_Task list_
1. In the passage about Brin's novel Earth, how far in the future from the time of writing is the novel set?
2. Reproduce everything in the passage about Brin's novel Earth from "Brin claims at" down to "Mississippi (Hurricane Katrina)".

_Article_

The scope of the story expands vastly as the plot gradually reveals itself, bringing into question the future course — and even the survival — of humanity.

Brin set this novel 50 years in the future from the time he was writing, using the book as an opportunity to predict what technologies might — at that future date — be taken for granted day to day. Three technologies he predicted, which were unheard of at the time, came to pass within only twenty years of the writing, include a media-centric, hypertext Internet, e-mail spam, and the proliferation of personal video recording devices.

Brin claims at least 15 predictive hits in Earth including:

  • The Web (In fact, the Web is similar in capability to, but different in detail from, Brin's global network. In particular, URLs are much easier to read than the numeric identifiers in the book)
  • Privacy as a vanishing commodity
  • Global warming sea rise
  • accelerated global warming that results in worsening storm seasons
  • subvocal input devices
  • manmade black holes taken seriously
  • crisis habitat arcs
  • eyeglass cams
  • eyeglass VR overlays on real environments
  • levees breaking on the Mississippi (Hurricane Katrina)
  • brain imaging->personality profiling
  • geological-scale sculptures
  • the partition of the Soviet Union
  • blogging
  • decline of delivered mail
  • lawyer programs

Other events in the novel have yet to occur, including

  • the creation of the Swiss Navy (or 'Helvetian Navy', as it is known in the book). The conciliatory attitude of the Swiss to Holocaust victims whose assets were stolen by the Nazis with the aid of Swiss bankers gives reason to hope that the world will never declare Switzerland an outlaw state, much less "nuke" it.
  • so far, no one is known to have captured or built a black hole that could migrate to the Earth's core.

_Source excerpt_
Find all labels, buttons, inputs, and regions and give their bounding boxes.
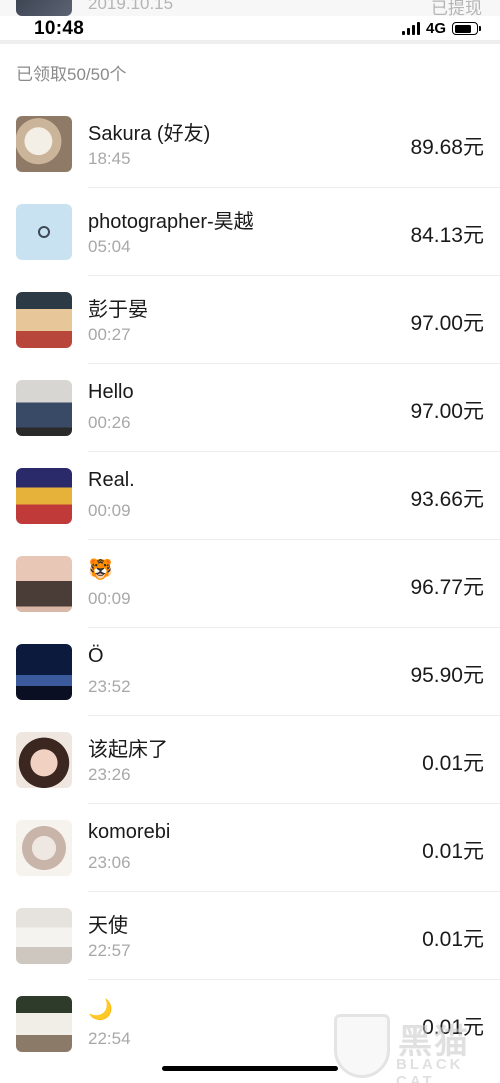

_Answers for the exercise_
1. 50 years

2.
Brin claims at least 15 predictive hits in Earth including:

  • The Web (In fact, the Web is similar in capability to, but different in detail from, Brin's global network. In particular, URLs are much easier to read than the numeric identifiers in the book)
  • Privacy as a vanishing commodity
  • Global warming sea rise
  • accelerated global warming that results in worsening storm seasons
  • subvocal input devices
  • manmade black holes taken seriously
  • crisis habitat arcs
  • eyeglass cams
  • eyeglass VR overlays on real environments
  • levees breaking on the Mississippi (Hurricane Katrina)